Entries from a visual dataset
——

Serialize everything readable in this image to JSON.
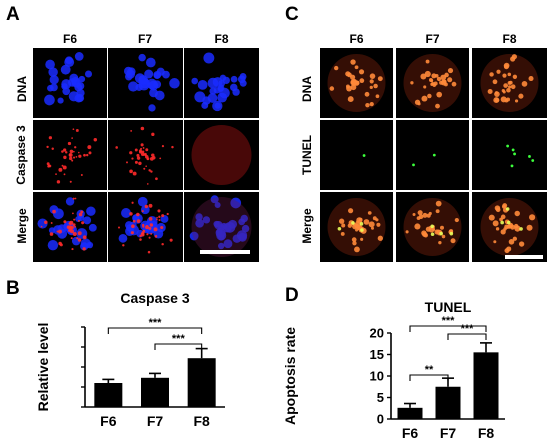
{
  "figure": {
    "panels": {
      "a": {
        "letter": "A",
        "columns": [
          "F6",
          "F7",
          "F8"
        ],
        "rows": [
          "DNA",
          "Caspase 3",
          "Merge"
        ]
      },
      "b": {
        "letter": "B"
      },
      "c": {
        "letter": "C",
        "columns": [
          "F6",
          "F7",
          "F8"
        ],
        "rows": [
          "DNA",
          "TUNEL",
          "Merge"
        ]
      },
      "d": {
        "letter": "D"
      }
    },
    "colors": {
      "dna_blue": "#1a2cff",
      "caspase_red": "#ff2a2a",
      "tunel_green": "#3cff3c",
      "nuclei_orange": "#ff8a3a",
      "bar_fill": "#000000"
    }
  },
  "chart_data": [
    {
      "type": "bar",
      "title": "Caspase 3",
      "xlabel": "",
      "ylabel": "Relative level",
      "categories": [
        "F6",
        "F7",
        "F8"
      ],
      "values": [
        6.0,
        7.3,
        12.2
      ],
      "errors": [
        0.9,
        1.1,
        2.4
      ],
      "ylim": [
        0,
        20
      ],
      "yticks": [],
      "significance": [
        {
          "from": "F6",
          "to": "F8",
          "label": "***"
        },
        {
          "from": "F7",
          "to": "F8",
          "label": "***"
        }
      ]
    },
    {
      "type": "bar",
      "title": "TUNEL",
      "xlabel": "",
      "ylabel": "Apoptosis rate",
      "categories": [
        "F6",
        "F7",
        "F8"
      ],
      "values": [
        2.6,
        7.5,
        15.5
      ],
      "errors": [
        1.0,
        2.0,
        2.2
      ],
      "ylim": [
        0,
        20
      ],
      "yticks": [
        "0",
        "5",
        "10",
        "15",
        "20"
      ],
      "significance": [
        {
          "from": "F6",
          "to": "F7",
          "label": "**"
        },
        {
          "from": "F6",
          "to": "F8",
          "label": "***"
        },
        {
          "from": "F7",
          "to": "F8",
          "label": "***"
        }
      ]
    }
  ]
}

——

* THE TASK *
Copy each line of the records precisely and drop any images they hold.

* REPLY TO THE EXERCISE *
Serialize everything readable in this image to JSON.
{
  "figure": {
    "panels": {
      "a": {
        "letter": "A",
        "columns": [
          "F6",
          "F7",
          "F8"
        ],
        "rows": [
          "DNA",
          "Caspase 3",
          "Merge"
        ]
      },
      "b": {
        "letter": "B"
      },
      "c": {
        "letter": "C",
        "columns": [
          "F6",
          "F7",
          "F8"
        ],
        "rows": [
          "DNA",
          "TUNEL",
          "Merge"
        ]
      },
      "d": {
        "letter": "D"
      }
    },
    "colors": {
      "dna_blue": "#1a2cff",
      "caspase_red": "#ff2a2a",
      "tunel_green": "#3cff3c",
      "nuclei_orange": "#ff8a3a",
      "bar_fill": "#000000"
    }
  },
  "chart_data": [
    {
      "type": "bar",
      "title": "Caspase 3",
      "xlabel": "",
      "ylabel": "Relative level",
      "categories": [
        "F6",
        "F7",
        "F8"
      ],
      "values": [
        6.0,
        7.3,
        12.2
      ],
      "errors": [
        0.9,
        1.1,
        2.4
      ],
      "ylim": [
        0,
        20
      ],
      "yticks": [],
      "significance": [
        {
          "from": "F6",
          "to": "F8",
          "label": "***"
        },
        {
          "from": "F7",
          "to": "F8",
          "label": "***"
        }
      ]
    },
    {
      "type": "bar",
      "title": "TUNEL",
      "xlabel": "",
      "ylabel": "Apoptosis rate",
      "categories": [
        "F6",
        "F7",
        "F8"
      ],
      "values": [
        2.6,
        7.5,
        15.5
      ],
      "errors": [
        1.0,
        2.0,
        2.2
      ],
      "ylim": [
        0,
        20
      ],
      "yticks": [
        "0",
        "5",
        "10",
        "15",
        "20"
      ],
      "significance": [
        {
          "from": "F6",
          "to": "F7",
          "label": "**"
        },
        {
          "from": "F6",
          "to": "F8",
          "label": "***"
        },
        {
          "from": "F7",
          "to": "F8",
          "label": "***"
        }
      ]
    }
  ]
}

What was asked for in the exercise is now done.